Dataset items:
══════

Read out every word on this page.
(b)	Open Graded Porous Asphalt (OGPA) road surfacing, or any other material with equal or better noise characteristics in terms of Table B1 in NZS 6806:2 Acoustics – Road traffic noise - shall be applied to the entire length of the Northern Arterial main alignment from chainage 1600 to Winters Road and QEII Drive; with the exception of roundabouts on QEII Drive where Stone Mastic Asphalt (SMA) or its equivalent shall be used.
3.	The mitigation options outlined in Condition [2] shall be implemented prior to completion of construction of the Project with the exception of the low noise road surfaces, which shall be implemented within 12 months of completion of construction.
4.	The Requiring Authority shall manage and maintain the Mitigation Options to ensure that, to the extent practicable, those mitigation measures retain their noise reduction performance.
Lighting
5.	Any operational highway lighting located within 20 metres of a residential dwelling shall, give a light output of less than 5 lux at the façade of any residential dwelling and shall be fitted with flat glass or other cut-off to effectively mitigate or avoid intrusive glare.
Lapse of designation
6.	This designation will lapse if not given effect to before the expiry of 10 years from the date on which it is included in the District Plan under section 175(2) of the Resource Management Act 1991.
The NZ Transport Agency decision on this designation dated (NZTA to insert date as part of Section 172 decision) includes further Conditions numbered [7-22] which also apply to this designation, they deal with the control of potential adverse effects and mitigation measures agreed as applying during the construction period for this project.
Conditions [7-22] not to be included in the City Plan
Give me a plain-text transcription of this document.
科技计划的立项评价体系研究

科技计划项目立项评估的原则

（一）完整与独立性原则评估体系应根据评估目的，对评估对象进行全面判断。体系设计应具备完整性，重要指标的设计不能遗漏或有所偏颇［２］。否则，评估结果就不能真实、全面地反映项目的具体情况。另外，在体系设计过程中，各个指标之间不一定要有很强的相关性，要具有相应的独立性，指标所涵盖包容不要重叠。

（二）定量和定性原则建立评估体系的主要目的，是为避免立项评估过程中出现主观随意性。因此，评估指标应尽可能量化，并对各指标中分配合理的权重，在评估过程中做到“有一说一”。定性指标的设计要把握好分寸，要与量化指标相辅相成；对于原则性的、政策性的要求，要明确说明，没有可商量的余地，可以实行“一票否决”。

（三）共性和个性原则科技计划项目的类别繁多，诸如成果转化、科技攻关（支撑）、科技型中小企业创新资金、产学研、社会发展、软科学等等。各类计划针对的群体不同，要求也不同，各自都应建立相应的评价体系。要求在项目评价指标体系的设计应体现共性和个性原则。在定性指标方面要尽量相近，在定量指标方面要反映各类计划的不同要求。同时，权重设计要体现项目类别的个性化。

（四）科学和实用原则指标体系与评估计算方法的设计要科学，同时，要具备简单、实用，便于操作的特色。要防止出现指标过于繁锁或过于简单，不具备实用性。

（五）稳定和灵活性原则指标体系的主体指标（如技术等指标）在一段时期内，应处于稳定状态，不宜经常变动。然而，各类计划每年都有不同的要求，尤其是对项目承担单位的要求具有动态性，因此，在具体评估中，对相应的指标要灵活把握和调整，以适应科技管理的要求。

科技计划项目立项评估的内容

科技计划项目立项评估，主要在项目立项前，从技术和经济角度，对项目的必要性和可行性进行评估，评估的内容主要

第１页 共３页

══════

§ Stated exercise: Only the number is needed here: how many lines of the records contain "Conditions"?

§ Solution below: 2